Problem details: Each line below must be set down exactly; omit any image you find.

Extracted records:

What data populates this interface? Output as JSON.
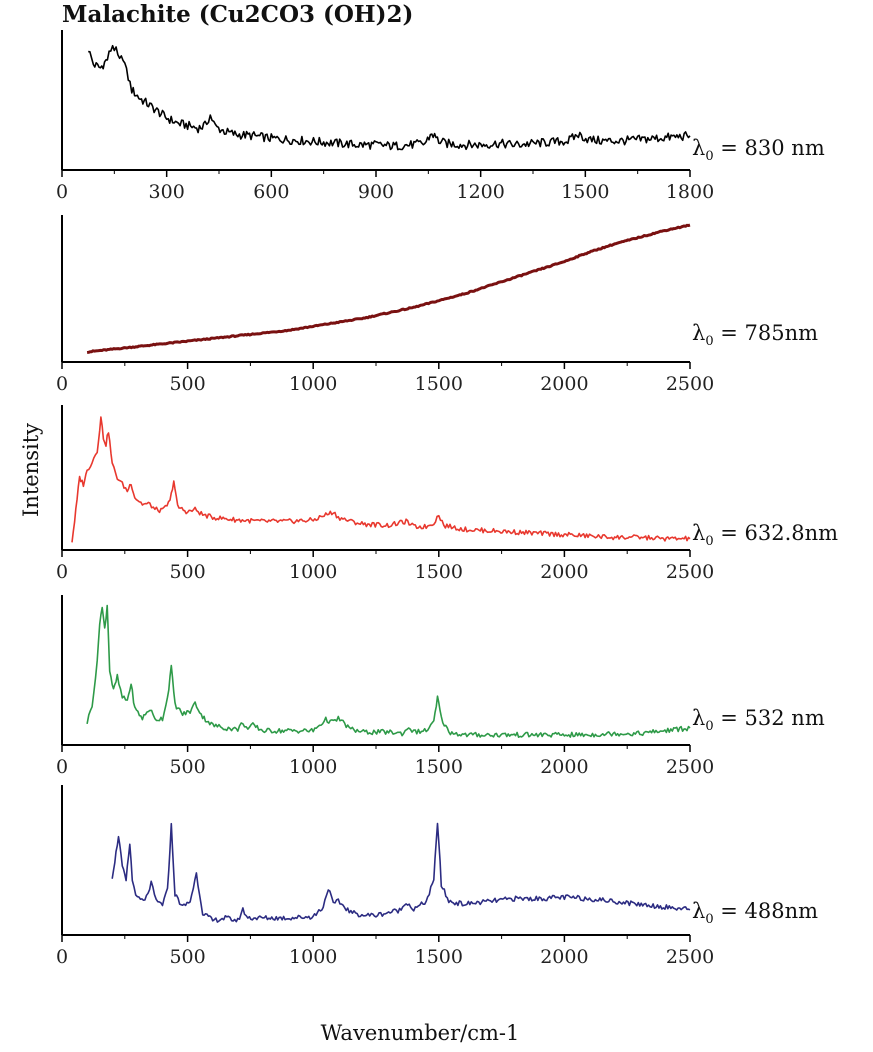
{
  "chart_data": {
    "type": "line",
    "title": "Malachite (Cu2CO3 (OH)2)",
    "xlabel": "Wavenumber/cm-1",
    "ylabel": "Intensity",
    "panels": [
      {
        "laser": "λ0 = 830 nm",
        "color": "#000000",
        "xlim": [
          0,
          1800
        ],
        "xticks": [
          0,
          300,
          600,
          900,
          1200,
          1500,
          1800
        ],
        "series": {
          "x": [
            75,
            90,
            110,
            130,
            145,
            155,
            165,
            175,
            185,
            200,
            220,
            240,
            260,
            280,
            300,
            330,
            360,
            390,
            410,
            425,
            440,
            470,
            500,
            550,
            600,
            650,
            700,
            750,
            800,
            850,
            900,
            950,
            1000,
            1040,
            1060,
            1080,
            1100,
            1150,
            1200,
            1250,
            1300,
            1350,
            1400,
            1450,
            1480,
            1510,
            1550,
            1600,
            1650,
            1700,
            1750,
            1800
          ],
          "y": [
            0.9,
            0.78,
            0.75,
            0.82,
            0.93,
            0.88,
            0.8,
            0.84,
            0.72,
            0.58,
            0.52,
            0.48,
            0.44,
            0.4,
            0.36,
            0.32,
            0.3,
            0.28,
            0.3,
            0.38,
            0.29,
            0.25,
            0.23,
            0.22,
            0.2,
            0.19,
            0.18,
            0.17,
            0.16,
            0.15,
            0.15,
            0.14,
            0.15,
            0.16,
            0.24,
            0.18,
            0.16,
            0.15,
            0.15,
            0.16,
            0.15,
            0.16,
            0.17,
            0.18,
            0.23,
            0.19,
            0.18,
            0.18,
            0.19,
            0.2,
            0.21,
            0.22
          ]
        }
      },
      {
        "laser": "λ0 = 785nm",
        "color": "#7a1111",
        "xlim": [
          0,
          2500
        ],
        "xticks": [
          0,
          500,
          1000,
          1500,
          2000,
          2500
        ],
        "series": {
          "x": [
            100,
            200,
            300,
            400,
            500,
            600,
            700,
            800,
            900,
            1000,
            1100,
            1200,
            1300,
            1400,
            1500,
            1600,
            1700,
            1800,
            1900,
            2000,
            2100,
            2200,
            2300,
            2400,
            2500
          ],
          "y": [
            0.03,
            0.05,
            0.07,
            0.09,
            0.11,
            0.13,
            0.15,
            0.17,
            0.19,
            0.22,
            0.25,
            0.28,
            0.32,
            0.36,
            0.41,
            0.46,
            0.52,
            0.58,
            0.64,
            0.7,
            0.77,
            0.83,
            0.88,
            0.93,
            0.97
          ]
        }
      },
      {
        "laser": "λ0 = 632.8nm",
        "color": "#e8382e",
        "xlim": [
          0,
          2500
        ],
        "xticks": [
          0,
          500,
          1000,
          1500,
          2000,
          2500
        ],
        "series": {
          "x": [
            40,
            55,
            70,
            85,
            100,
            120,
            140,
            155,
            165,
            175,
            185,
            200,
            220,
            240,
            260,
            275,
            290,
            320,
            350,
            370,
            400,
            430,
            445,
            460,
            500,
            530,
            560,
            600,
            700,
            800,
            900,
            1000,
            1050,
            1080,
            1100,
            1150,
            1200,
            1300,
            1370,
            1400,
            1450,
            1480,
            1500,
            1520,
            1600,
            1700,
            1800,
            1900,
            2000,
            2100,
            2200,
            2300,
            2400,
            2500
          ],
          "y": [
            0.02,
            0.25,
            0.5,
            0.45,
            0.55,
            0.62,
            0.7,
            0.95,
            0.8,
            0.75,
            0.85,
            0.6,
            0.5,
            0.45,
            0.4,
            0.46,
            0.35,
            0.3,
            0.3,
            0.26,
            0.25,
            0.32,
            0.48,
            0.28,
            0.24,
            0.26,
            0.22,
            0.2,
            0.18,
            0.17,
            0.17,
            0.18,
            0.22,
            0.24,
            0.2,
            0.17,
            0.15,
            0.14,
            0.17,
            0.13,
            0.13,
            0.16,
            0.22,
            0.14,
            0.11,
            0.1,
            0.09,
            0.08,
            0.07,
            0.06,
            0.05,
            0.05,
            0.04,
            0.04
          ]
        }
      },
      {
        "laser": "λ0 = 532 nm",
        "color": "#2e9a48",
        "xlim": [
          0,
          2500
        ],
        "xticks": [
          0,
          500,
          1000,
          1500,
          2000,
          2500
        ],
        "series": {
          "x": [
            100,
            120,
            140,
            150,
            160,
            170,
            180,
            190,
            205,
            220,
            240,
            260,
            275,
            290,
            320,
            350,
            370,
            400,
            420,
            435,
            450,
            480,
            510,
            530,
            560,
            600,
            650,
            700,
            720,
            740,
            760,
            800,
            900,
            1000,
            1050,
            1080,
            1100,
            1150,
            1200,
            1300,
            1360,
            1380,
            1400,
            1450,
            1480,
            1495,
            1510,
            1540,
            1600,
            1700,
            1800,
            1900,
            2000,
            2100,
            2200,
            2300,
            2400,
            2500
          ],
          "y": [
            0.12,
            0.25,
            0.55,
            0.85,
            0.95,
            0.8,
            0.97,
            0.5,
            0.35,
            0.45,
            0.3,
            0.28,
            0.4,
            0.22,
            0.15,
            0.22,
            0.14,
            0.15,
            0.3,
            0.52,
            0.25,
            0.18,
            0.2,
            0.26,
            0.16,
            0.1,
            0.08,
            0.07,
            0.12,
            0.07,
            0.1,
            0.06,
            0.06,
            0.06,
            0.14,
            0.12,
            0.15,
            0.07,
            0.05,
            0.05,
            0.04,
            0.09,
            0.05,
            0.06,
            0.12,
            0.3,
            0.15,
            0.05,
            0.03,
            0.03,
            0.03,
            0.03,
            0.03,
            0.03,
            0.04,
            0.04,
            0.06,
            0.08
          ]
        }
      },
      {
        "laser": "λ0 = 488nm",
        "color": "#2c2c82",
        "xlim": [
          0,
          2500
        ],
        "xticks": [
          0,
          500,
          1000,
          1500,
          2000,
          2500
        ],
        "series": {
          "x": [
            200,
            215,
            225,
            240,
            255,
            270,
            280,
            300,
            330,
            355,
            375,
            400,
            420,
            435,
            450,
            480,
            510,
            535,
            560,
            600,
            650,
            700,
            720,
            740,
            800,
            900,
            1000,
            1040,
            1060,
            1080,
            1100,
            1150,
            1200,
            1250,
            1300,
            1350,
            1370,
            1400,
            1450,
            1480,
            1495,
            1510,
            1540,
            1600,
            1700,
            1800,
            1900,
            2000,
            2100,
            2200,
            2300,
            2400,
            2500
          ],
          "y": [
            0.38,
            0.55,
            0.68,
            0.45,
            0.35,
            0.62,
            0.35,
            0.22,
            0.2,
            0.33,
            0.2,
            0.18,
            0.28,
            0.75,
            0.25,
            0.16,
            0.2,
            0.4,
            0.12,
            0.06,
            0.08,
            0.06,
            0.14,
            0.08,
            0.08,
            0.08,
            0.09,
            0.16,
            0.3,
            0.18,
            0.2,
            0.12,
            0.1,
            0.1,
            0.12,
            0.14,
            0.2,
            0.14,
            0.2,
            0.35,
            0.78,
            0.32,
            0.2,
            0.18,
            0.2,
            0.22,
            0.22,
            0.23,
            0.22,
            0.2,
            0.18,
            0.16,
            0.14
          ]
        }
      }
    ]
  }
}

Written answer:
What data populates this interface? Output as JSON.
{
  "chart_data": {
    "type": "line",
    "title": "Malachite (Cu2CO3 (OH)2)",
    "xlabel": "Wavenumber/cm-1",
    "ylabel": "Intensity",
    "panels": [
      {
        "laser": "λ0 = 830 nm",
        "color": "#000000",
        "xlim": [
          0,
          1800
        ],
        "xticks": [
          0,
          300,
          600,
          900,
          1200,
          1500,
          1800
        ],
        "series": {
          "x": [
            75,
            90,
            110,
            130,
            145,
            155,
            165,
            175,
            185,
            200,
            220,
            240,
            260,
            280,
            300,
            330,
            360,
            390,
            410,
            425,
            440,
            470,
            500,
            550,
            600,
            650,
            700,
            750,
            800,
            850,
            900,
            950,
            1000,
            1040,
            1060,
            1080,
            1100,
            1150,
            1200,
            1250,
            1300,
            1350,
            1400,
            1450,
            1480,
            1510,
            1550,
            1600,
            1650,
            1700,
            1750,
            1800
          ],
          "y": [
            0.9,
            0.78,
            0.75,
            0.82,
            0.93,
            0.88,
            0.8,
            0.84,
            0.72,
            0.58,
            0.52,
            0.48,
            0.44,
            0.4,
            0.36,
            0.32,
            0.3,
            0.28,
            0.3,
            0.38,
            0.29,
            0.25,
            0.23,
            0.22,
            0.2,
            0.19,
            0.18,
            0.17,
            0.16,
            0.15,
            0.15,
            0.14,
            0.15,
            0.16,
            0.24,
            0.18,
            0.16,
            0.15,
            0.15,
            0.16,
            0.15,
            0.16,
            0.17,
            0.18,
            0.23,
            0.19,
            0.18,
            0.18,
            0.19,
            0.2,
            0.21,
            0.22
          ]
        }
      },
      {
        "laser": "λ0 = 785nm",
        "color": "#7a1111",
        "xlim": [
          0,
          2500
        ],
        "xticks": [
          0,
          500,
          1000,
          1500,
          2000,
          2500
        ],
        "series": {
          "x": [
            100,
            200,
            300,
            400,
            500,
            600,
            700,
            800,
            900,
            1000,
            1100,
            1200,
            1300,
            1400,
            1500,
            1600,
            1700,
            1800,
            1900,
            2000,
            2100,
            2200,
            2300,
            2400,
            2500
          ],
          "y": [
            0.03,
            0.05,
            0.07,
            0.09,
            0.11,
            0.13,
            0.15,
            0.17,
            0.19,
            0.22,
            0.25,
            0.28,
            0.32,
            0.36,
            0.41,
            0.46,
            0.52,
            0.58,
            0.64,
            0.7,
            0.77,
            0.83,
            0.88,
            0.93,
            0.97
          ]
        }
      },
      {
        "laser": "λ0 = 632.8nm",
        "color": "#e8382e",
        "xlim": [
          0,
          2500
        ],
        "xticks": [
          0,
          500,
          1000,
          1500,
          2000,
          2500
        ],
        "series": {
          "x": [
            40,
            55,
            70,
            85,
            100,
            120,
            140,
            155,
            165,
            175,
            185,
            200,
            220,
            240,
            260,
            275,
            290,
            320,
            350,
            370,
            400,
            430,
            445,
            460,
            500,
            530,
            560,
            600,
            700,
            800,
            900,
            1000,
            1050,
            1080,
            1100,
            1150,
            1200,
            1300,
            1370,
            1400,
            1450,
            1480,
            1500,
            1520,
            1600,
            1700,
            1800,
            1900,
            2000,
            2100,
            2200,
            2300,
            2400,
            2500
          ],
          "y": [
            0.02,
            0.25,
            0.5,
            0.45,
            0.55,
            0.62,
            0.7,
            0.95,
            0.8,
            0.75,
            0.85,
            0.6,
            0.5,
            0.45,
            0.4,
            0.46,
            0.35,
            0.3,
            0.3,
            0.26,
            0.25,
            0.32,
            0.48,
            0.28,
            0.24,
            0.26,
            0.22,
            0.2,
            0.18,
            0.17,
            0.17,
            0.18,
            0.22,
            0.24,
            0.2,
            0.17,
            0.15,
            0.14,
            0.17,
            0.13,
            0.13,
            0.16,
            0.22,
            0.14,
            0.11,
            0.1,
            0.09,
            0.08,
            0.07,
            0.06,
            0.05,
            0.05,
            0.04,
            0.04
          ]
        }
      },
      {
        "laser": "λ0 = 532 nm",
        "color": "#2e9a48",
        "xlim": [
          0,
          2500
        ],
        "xticks": [
          0,
          500,
          1000,
          1500,
          2000,
          2500
        ],
        "series": {
          "x": [
            100,
            120,
            140,
            150,
            160,
            170,
            180,
            190,
            205,
            220,
            240,
            260,
            275,
            290,
            320,
            350,
            370,
            400,
            420,
            435,
            450,
            480,
            510,
            530,
            560,
            600,
            650,
            700,
            720,
            740,
            760,
            800,
            900,
            1000,
            1050,
            1080,
            1100,
            1150,
            1200,
            1300,
            1360,
            1380,
            1400,
            1450,
            1480,
            1495,
            1510,
            1540,
            1600,
            1700,
            1800,
            1900,
            2000,
            2100,
            2200,
            2300,
            2400,
            2500
          ],
          "y": [
            0.12,
            0.25,
            0.55,
            0.85,
            0.95,
            0.8,
            0.97,
            0.5,
            0.35,
            0.45,
            0.3,
            0.28,
            0.4,
            0.22,
            0.15,
            0.22,
            0.14,
            0.15,
            0.3,
            0.52,
            0.25,
            0.18,
            0.2,
            0.26,
            0.16,
            0.1,
            0.08,
            0.07,
            0.12,
            0.07,
            0.1,
            0.06,
            0.06,
            0.06,
            0.14,
            0.12,
            0.15,
            0.07,
            0.05,
            0.05,
            0.04,
            0.09,
            0.05,
            0.06,
            0.12,
            0.3,
            0.15,
            0.05,
            0.03,
            0.03,
            0.03,
            0.03,
            0.03,
            0.03,
            0.04,
            0.04,
            0.06,
            0.08
          ]
        }
      },
      {
        "laser": "λ0 = 488nm",
        "color": "#2c2c82",
        "xlim": [
          0,
          2500
        ],
        "xticks": [
          0,
          500,
          1000,
          1500,
          2000,
          2500
        ],
        "series": {
          "x": [
            200,
            215,
            225,
            240,
            255,
            270,
            280,
            300,
            330,
            355,
            375,
            400,
            420,
            435,
            450,
            480,
            510,
            535,
            560,
            600,
            650,
            700,
            720,
            740,
            800,
            900,
            1000,
            1040,
            1060,
            1080,
            1100,
            1150,
            1200,
            1250,
            1300,
            1350,
            1370,
            1400,
            1450,
            1480,
            1495,
            1510,
            1540,
            1600,
            1700,
            1800,
            1900,
            2000,
            2100,
            2200,
            2300,
            2400,
            2500
          ],
          "y": [
            0.38,
            0.55,
            0.68,
            0.45,
            0.35,
            0.62,
            0.35,
            0.22,
            0.2,
            0.33,
            0.2,
            0.18,
            0.28,
            0.75,
            0.25,
            0.16,
            0.2,
            0.4,
            0.12,
            0.06,
            0.08,
            0.06,
            0.14,
            0.08,
            0.08,
            0.08,
            0.09,
            0.16,
            0.3,
            0.18,
            0.2,
            0.12,
            0.1,
            0.1,
            0.12,
            0.14,
            0.2,
            0.14,
            0.2,
            0.35,
            0.78,
            0.32,
            0.2,
            0.18,
            0.2,
            0.22,
            0.22,
            0.23,
            0.22,
            0.2,
            0.18,
            0.16,
            0.14
          ]
        }
      }
    ]
  }
}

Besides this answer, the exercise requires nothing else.